───── INPUT RECORDS ─────

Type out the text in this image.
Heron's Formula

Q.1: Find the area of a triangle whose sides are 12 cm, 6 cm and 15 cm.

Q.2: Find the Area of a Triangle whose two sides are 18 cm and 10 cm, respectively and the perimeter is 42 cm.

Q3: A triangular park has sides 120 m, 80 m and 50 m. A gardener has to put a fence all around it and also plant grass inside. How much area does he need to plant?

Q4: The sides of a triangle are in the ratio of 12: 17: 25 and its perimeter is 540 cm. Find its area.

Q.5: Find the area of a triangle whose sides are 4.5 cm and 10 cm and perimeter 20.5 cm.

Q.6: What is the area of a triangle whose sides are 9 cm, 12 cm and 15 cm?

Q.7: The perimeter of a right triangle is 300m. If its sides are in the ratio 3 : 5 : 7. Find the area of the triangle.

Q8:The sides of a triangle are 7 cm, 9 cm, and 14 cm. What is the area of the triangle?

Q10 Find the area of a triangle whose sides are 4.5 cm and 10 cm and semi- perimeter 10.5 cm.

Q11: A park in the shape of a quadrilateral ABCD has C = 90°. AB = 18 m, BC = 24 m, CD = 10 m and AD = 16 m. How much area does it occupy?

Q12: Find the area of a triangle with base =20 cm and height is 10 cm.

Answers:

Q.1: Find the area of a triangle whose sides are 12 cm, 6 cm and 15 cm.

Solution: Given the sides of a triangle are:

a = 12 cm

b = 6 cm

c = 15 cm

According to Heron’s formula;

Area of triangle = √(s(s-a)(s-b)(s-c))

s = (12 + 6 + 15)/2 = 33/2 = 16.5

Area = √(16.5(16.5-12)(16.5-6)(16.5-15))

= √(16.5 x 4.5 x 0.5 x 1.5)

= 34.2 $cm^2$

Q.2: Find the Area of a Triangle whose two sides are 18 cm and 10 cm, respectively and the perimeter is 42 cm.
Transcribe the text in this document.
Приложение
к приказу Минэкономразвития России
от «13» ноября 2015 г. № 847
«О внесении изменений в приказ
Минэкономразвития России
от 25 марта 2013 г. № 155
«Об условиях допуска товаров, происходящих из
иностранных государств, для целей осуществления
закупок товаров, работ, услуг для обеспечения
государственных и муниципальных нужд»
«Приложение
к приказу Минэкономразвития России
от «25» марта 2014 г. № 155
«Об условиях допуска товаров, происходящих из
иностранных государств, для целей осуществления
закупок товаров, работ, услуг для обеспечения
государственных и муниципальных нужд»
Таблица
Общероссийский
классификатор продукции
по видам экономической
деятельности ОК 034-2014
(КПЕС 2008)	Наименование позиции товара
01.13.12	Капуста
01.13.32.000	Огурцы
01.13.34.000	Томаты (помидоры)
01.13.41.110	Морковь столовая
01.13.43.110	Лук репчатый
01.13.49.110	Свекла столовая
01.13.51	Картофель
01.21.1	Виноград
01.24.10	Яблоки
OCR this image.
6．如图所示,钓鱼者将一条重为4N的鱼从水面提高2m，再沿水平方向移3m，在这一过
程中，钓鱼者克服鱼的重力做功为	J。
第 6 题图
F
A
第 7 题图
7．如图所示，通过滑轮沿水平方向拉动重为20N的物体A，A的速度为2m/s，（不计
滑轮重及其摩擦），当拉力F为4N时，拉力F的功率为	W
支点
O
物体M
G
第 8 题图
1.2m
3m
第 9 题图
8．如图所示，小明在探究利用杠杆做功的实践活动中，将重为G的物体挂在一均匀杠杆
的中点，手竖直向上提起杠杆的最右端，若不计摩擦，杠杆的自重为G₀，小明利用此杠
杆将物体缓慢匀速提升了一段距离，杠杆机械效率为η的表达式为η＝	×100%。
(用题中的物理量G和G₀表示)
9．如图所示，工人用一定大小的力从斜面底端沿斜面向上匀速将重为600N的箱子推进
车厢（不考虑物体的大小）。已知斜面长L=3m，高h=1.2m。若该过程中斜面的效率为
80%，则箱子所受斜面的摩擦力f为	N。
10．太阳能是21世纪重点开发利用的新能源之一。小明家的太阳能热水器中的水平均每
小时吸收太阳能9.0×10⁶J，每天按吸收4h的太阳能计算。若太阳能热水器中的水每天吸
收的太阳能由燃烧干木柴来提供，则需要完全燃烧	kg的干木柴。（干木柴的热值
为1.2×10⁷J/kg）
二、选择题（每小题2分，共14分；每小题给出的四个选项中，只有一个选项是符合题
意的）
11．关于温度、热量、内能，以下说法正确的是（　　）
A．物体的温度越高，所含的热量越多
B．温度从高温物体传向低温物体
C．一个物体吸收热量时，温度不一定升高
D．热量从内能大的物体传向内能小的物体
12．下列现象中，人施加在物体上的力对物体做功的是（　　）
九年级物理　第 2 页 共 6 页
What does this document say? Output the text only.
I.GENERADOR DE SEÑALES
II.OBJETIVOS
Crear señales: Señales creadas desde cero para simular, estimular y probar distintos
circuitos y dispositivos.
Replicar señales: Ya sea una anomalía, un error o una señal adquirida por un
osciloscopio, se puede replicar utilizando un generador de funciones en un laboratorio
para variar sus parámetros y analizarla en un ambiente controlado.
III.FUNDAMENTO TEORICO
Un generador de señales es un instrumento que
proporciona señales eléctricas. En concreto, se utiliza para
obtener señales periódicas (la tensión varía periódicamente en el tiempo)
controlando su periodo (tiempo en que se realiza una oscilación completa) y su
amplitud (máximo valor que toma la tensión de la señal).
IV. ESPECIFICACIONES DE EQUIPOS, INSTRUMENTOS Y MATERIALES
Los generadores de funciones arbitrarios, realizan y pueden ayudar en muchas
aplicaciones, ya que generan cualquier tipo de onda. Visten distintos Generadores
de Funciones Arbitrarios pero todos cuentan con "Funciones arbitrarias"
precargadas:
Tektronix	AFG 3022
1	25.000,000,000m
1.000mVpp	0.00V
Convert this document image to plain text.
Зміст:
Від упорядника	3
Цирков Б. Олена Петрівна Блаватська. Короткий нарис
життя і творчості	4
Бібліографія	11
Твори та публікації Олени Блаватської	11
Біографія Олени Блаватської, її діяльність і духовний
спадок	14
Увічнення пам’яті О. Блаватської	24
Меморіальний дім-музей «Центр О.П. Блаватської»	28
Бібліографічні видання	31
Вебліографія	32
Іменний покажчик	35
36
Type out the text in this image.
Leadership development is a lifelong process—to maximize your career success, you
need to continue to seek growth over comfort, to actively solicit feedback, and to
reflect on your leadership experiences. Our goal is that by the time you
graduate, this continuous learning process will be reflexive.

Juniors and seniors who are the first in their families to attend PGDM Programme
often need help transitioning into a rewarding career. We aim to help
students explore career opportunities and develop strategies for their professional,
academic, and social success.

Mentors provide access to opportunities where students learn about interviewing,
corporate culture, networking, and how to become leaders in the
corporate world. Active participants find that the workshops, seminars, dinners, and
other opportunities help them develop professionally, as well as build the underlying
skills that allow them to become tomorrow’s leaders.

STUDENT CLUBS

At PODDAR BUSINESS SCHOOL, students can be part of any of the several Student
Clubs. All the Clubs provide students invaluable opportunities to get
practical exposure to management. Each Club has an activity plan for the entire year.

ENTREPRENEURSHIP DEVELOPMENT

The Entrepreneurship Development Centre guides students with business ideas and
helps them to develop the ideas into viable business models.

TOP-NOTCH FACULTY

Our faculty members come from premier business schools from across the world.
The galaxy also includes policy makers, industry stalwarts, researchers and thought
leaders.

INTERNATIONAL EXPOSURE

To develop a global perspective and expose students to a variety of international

─────

* **CHALLENGE**
Each entry above needs to be retyped exactly.

* **ANSWER FOR THIS EXERCISE**
Type out the text in this image.
Heron's Formula

Q.1: Find the area of a triangle whose sides are 12 cm, 6 cm and 15 cm.

Q.2: Find the Area of a Triangle whose two sides are 18 cm and 10 cm, respectively and the perimeter is 42 cm.

Q3: A triangular park has sides 120 m, 80 m and 50 m. A gardener has to put a fence all around it and also plant grass inside. How much area does he need to plant?

Q4: The sides of a triangle are in the ratio of 12: 17: 25 and its perimeter is 540 cm. Find its area.

Q.5: Find the area of a triangle whose sides are 4.5 cm and 10 cm and perimeter 20.5 cm.

Q.6: What is the area of a triangle whose sides are 9 cm, 12 cm and 15 cm?

Q.7: The perimeter of a right triangle is 300m. If its sides are in the ratio 3 : 5 : 7. Find the area of the triangle.

Q8:The sides of a triangle are 7 cm, 9 cm, and 14 cm. What is the area of the triangle?

Q10 Find the area of a triangle whose sides are 4.5 cm and 10 cm and semi- perimeter 10.5 cm.

Q11: A park in the shape of a quadrilateral ABCD has C = 90°. AB = 18 m, BC = 24 m, CD = 10 m and AD = 16 m. How much area does it occupy?

Q12: Find the area of a triangle with base =20 cm and height is 10 cm.

Answers:

Q.1: Find the area of a triangle whose sides are 12 cm, 6 cm and 15 cm.

Solution: Given the sides of a triangle are:

a = 12 cm

b = 6 cm

c = 15 cm

According to Heron’s formula;

Area of triangle = √(s(s-a)(s-b)(s-c))

s = (12 + 6 + 15)/2 = 33/2 = 16.5

Area = √(16.5(16.5-12)(16.5-6)(16.5-15))

= √(16.5 x 4.5 x 0.5 x 1.5)

= 34.2 $cm^2$

Q.2: Find the Area of a Triangle whose two sides are 18 cm and 10 cm, respectively and the perimeter is 42 cm.
Transcribe the text in this document.
Приложение
к приказу Минэкономразвития России
от «13» ноября 2015 г. № 847
«О внесении изменений в приказ
Минэкономразвития России
от 25 марта 2013 г. № 155
«Об условиях допуска товаров, происходящих из
иностранных государств, для целей осуществления
закупок товаров, работ, услуг для обеспечения
государственных и муниципальных нужд»
«Приложение
к приказу Минэкономразвития России
от «25» марта 2014 г. № 155
«Об условиях допуска товаров, происходящих из
иностранных государств, для целей осуществления
закупок товаров, работ, услуг для обеспечения
государственных и муниципальных нужд»
Таблица
Общероссийский
классификатор продукции
по видам экономической
деятельности ОК 034-2014
(КПЕС 2008)	Наименование позиции товара
01.13.12	Капуста
01.13.32.000	Огурцы
01.13.34.000	Томаты (помидоры)
01.13.41.110	Морковь столовая
01.13.43.110	Лук репчатый
01.13.49.110	Свекла столовая
01.13.51	Картофель
01.21.1	Виноград
01.24.10	Яблоки
OCR this image.
6．如图所示,钓鱼者将一条重为4N的鱼从水面提高2m，再沿水平方向移3m，在这一过
程中，钓鱼者克服鱼的重力做功为	J。
第 6 题图
F
A
第 7 题图
7．如图所示，通过滑轮沿水平方向拉动重为20N的物体A，A的速度为2m/s，（不计
滑轮重及其摩擦），当拉力F为4N时，拉力F的功率为	W
支点
O
物体M
G
第 8 题图
1.2m
3m
第 9 题图
8．如图所示，小明在探究利用杠杆做功的实践活动中，将重为G的物体挂在一均匀杠杆
的中点，手竖直向上提起杠杆的最右端，若不计摩擦，杠杆的自重为G₀，小明利用此杠
杆将物体缓慢匀速提升了一段距离，杠杆机械效率为η的表达式为η＝	×100%。
(用题中的物理量G和G₀表示)
9．如图所示，工人用一定大小的力从斜面底端沿斜面向上匀速将重为600N的箱子推进
车厢（不考虑物体的大小）。已知斜面长L=3m，高h=1.2m。若该过程中斜面的效率为
80%，则箱子所受斜面的摩擦力f为	N。
10．太阳能是21世纪重点开发利用的新能源之一。小明家的太阳能热水器中的水平均每
小时吸收太阳能9.0×10⁶J，每天按吸收4h的太阳能计算。若太阳能热水器中的水每天吸
收的太阳能由燃烧干木柴来提供，则需要完全燃烧	kg的干木柴。（干木柴的热值
为1.2×10⁷J/kg）
二、选择题（每小题2分，共14分；每小题给出的四个选项中，只有一个选项是符合题
意的）
11．关于温度、热量、内能，以下说法正确的是（　　）
A．物体的温度越高，所含的热量越多
B．温度从高温物体传向低温物体
C．一个物体吸收热量时，温度不一定升高
D．热量从内能大的物体传向内能小的物体
12．下列现象中，人施加在物体上的力对物体做功的是（　　）
九年级物理　第 2 页 共 6 页
What does this document say? Output the text only.
I.GENERADOR DE SEÑALES
II.OBJETIVOS
Crear señales: Señales creadas desde cero para simular, estimular y probar distintos
circuitos y dispositivos.
Replicar señales: Ya sea una anomalía, un error o una señal adquirida por un
osciloscopio, se puede replicar utilizando un generador de funciones en un laboratorio
para variar sus parámetros y analizarla en un ambiente controlado.
III.FUNDAMENTO TEORICO
Un generador de señales es un instrumento que
proporciona señales eléctricas. En concreto, se utiliza para
obtener señales periódicas (la tensión varía periódicamente en el tiempo)
controlando su periodo (tiempo en que se realiza una oscilación completa) y su
amplitud (máximo valor que toma la tensión de la señal).
IV. ESPECIFICACIONES DE EQUIPOS, INSTRUMENTOS Y MATERIALES
Los generadores de funciones arbitrarios, realizan y pueden ayudar en muchas
aplicaciones, ya que generan cualquier tipo de onda. Visten distintos Generadores
de Funciones Arbitrarios pero todos cuentan con "Funciones arbitrarias"
precargadas:
Tektronix	AFG 3022
1	25.000,000,000m
1.000mVpp	0.00V
Convert this document image to plain text.
Зміст:
Від упорядника	3
Цирков Б. Олена Петрівна Блаватська. Короткий нарис
життя і творчості	4
Бібліографія	11
Твори та публікації Олени Блаватської	11
Біографія Олени Блаватської, її діяльність і духовний
спадок	14
Увічнення пам’яті О. Блаватської	24
Меморіальний дім-музей «Центр О.П. Блаватської»	28
Бібліографічні видання	31
Вебліографія	32
Іменний покажчик	35
36
Type out the text in this image.
Leadership development is a lifelong process—to maximize your career success, you
need to continue to seek growth over comfort, to actively solicit feedback, and to
reflect on your leadership experiences. Our goal is that by the time you
graduate, this continuous learning process will be reflexive.

Juniors and seniors who are the first in their families to attend PGDM Programme
often need help transitioning into a rewarding career. We aim to help
students explore career opportunities and develop strategies for their professional,
academic, and social success.

Mentors provide access to opportunities where students learn about interviewing,
corporate culture, networking, and how to become leaders in the
corporate world. Active participants find that the workshops, seminars, dinners, and
other opportunities help them develop professionally, as well as build the underlying
skills that allow them to become tomorrow’s leaders.

STUDENT CLUBS

At PODDAR BUSINESS SCHOOL, students can be part of any of the several Student
Clubs. All the Clubs provide students invaluable opportunities to get
practical exposure to management. Each Club has an activity plan for the entire year.

ENTREPRENEURSHIP DEVELOPMENT

The Entrepreneurship Development Centre guides students with business ideas and
helps them to develop the ideas into viable business models.

TOP-NOTCH FACULTY

Our faculty members come from premier business schools from across the world.
The galaxy also includes policy makers, industry stalwarts, researchers and thought
leaders.

INTERNATIONAL EXPOSURE

To develop a global perspective and expose students to a variety of international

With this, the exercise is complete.